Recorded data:
..........
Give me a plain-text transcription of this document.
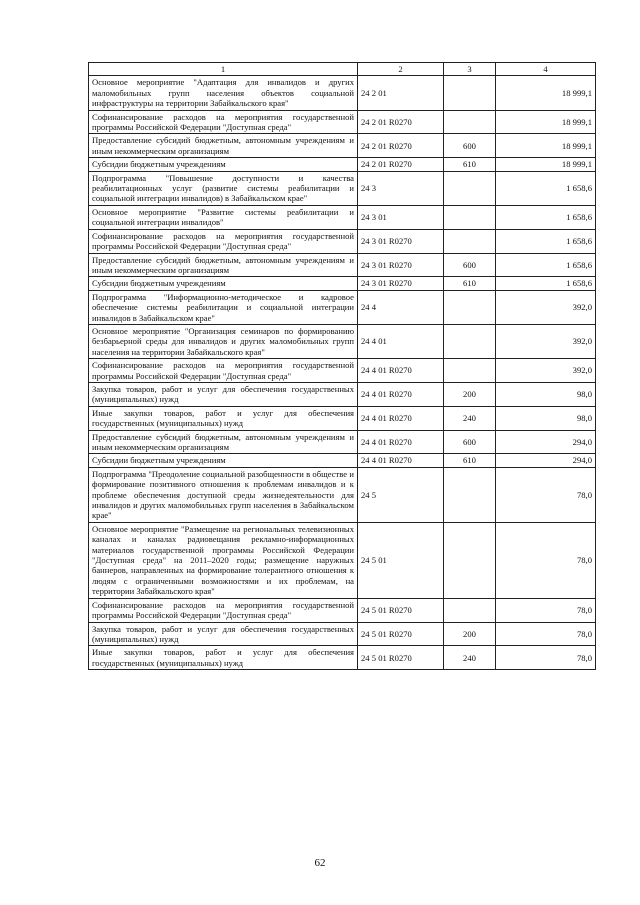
1	2	3	4
Основное мероприятие "Адаптация для инвалидов и других маломобильных групп населения объектов социальной инфраструктуры на территории Забайкальского края"	24 2 01		18 999,1
Софинансирование расходов на мероприятия государственной программы Российской Федерации "Доступная среда"	24 2 01 R0270		18 999,1
Предоставление субсидий бюджетным, автономным учреждениям и иным некоммерческим организациям	24 2 01 R0270	600	18 999,1
Субсидии бюджетным учреждениям	24 2 01 R0270	610	18 999,1
Подпрограмма "Повышение доступности и качества реабилитационных услуг (развитие системы реабилитации и социальной интеграции инвалидов) в Забайкальском крае"	24 3		1 658,6
Основное мероприятие "Развитие системы реабилитации и социальной интеграции инвалидов"	24 3 01		1 658,6
Софинансирование расходов на мероприятия государственной программы Российской Федерации "Доступная среда"	24 3 01 R0270		1 658,6
Предоставление субсидий бюджетным, автономным учреждениям и иным некоммерческим организациям	24 3 01 R0270	600	1 658,6
Субсидии бюджетным учреждениям	24 3 01 R0270	610	1 658,6
Подпрограмма "Информационно-методическое и кадровое обеспечение системы реабилитации и социальной интеграции инвалидов в Забайкальском крае"	24 4		392,0
Основное мероприятие "Организация семинаров по формированию безбарьерной среды для инвалидов и других маломобильных групп населения на территории Забайкальского края"	24 4 01		392,0
Софинансирование расходов на мероприятия государственной программы Российской Федерации "Доступная среда"	24 4 01 R0270		392,0
Закупка товаров, работ и услуг для обеспечения государственных (муниципальных) нужд	24 4 01 R0270	200	98,0
Иные закупки товаров, работ и услуг для обеспечения государственных (муниципальных) нужд	24 4 01 R0270	240	98,0
Предоставление субсидий бюджетным, автономным учреждениям и иным некоммерческим организациям	24 4 01 R0270	600	294,0
Субсидии бюджетным учреждениям	24 4 01 R0270	610	294,0
Подпрограмма "Преодоление социальной разобщенности в обществе и формирование позитивного отношения к проблемам инвалидов и к проблеме обеспечения доступной среды жизнедеятельности для инвалидов и других маломобильных групп населения в Забайкальском крае"	24 5		78,0
Основное мероприятие "Размещение на региональных телевизионных каналах и каналах радиовещания рекламно-информационных материалов государственной программы Российской Федерации "Доступная среда" на 2011–2020 годы; размещение наружных баннеров, направленных на формирование толерантного отношения к людям с ограниченными возможностями и их проблемам, на территории Забайкальского края"	24 5 01		78,0
Софинансирование расходов на мероприятия государственной программы Российской Федерации "Доступная среда"	24 5 01 R0270		78,0
Закупка товаров, работ и услуг для обеспечения государственных (муниципальных) нужд	24 5 01 R0270	200	78,0
Иные закупки товаров, работ и услуг для обеспечения государственных (муниципальных) нужд	24 5 01 R0270	240	78,0
62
..........
Point out every line holding the string "расходов" and copy it.

Софинансирование расходов на мероприятия государственной программы Российской Федерации "Доступная среда"	24 2 01 R0270		18 999,1
Софинансирование расходов на мероприятия государственной программы Российской Федерации "Доступная среда"	24 3 01 R0270		1 658,6
Софинансирование расходов на мероприятия государственной программы Российской Федерации "Доступная среда"	24 4 01 R0270		392,0
Софинансирование расходов на мероприятия государственной программы Российской Федерации "Доступная среда"	24 5 01 R0270		78,0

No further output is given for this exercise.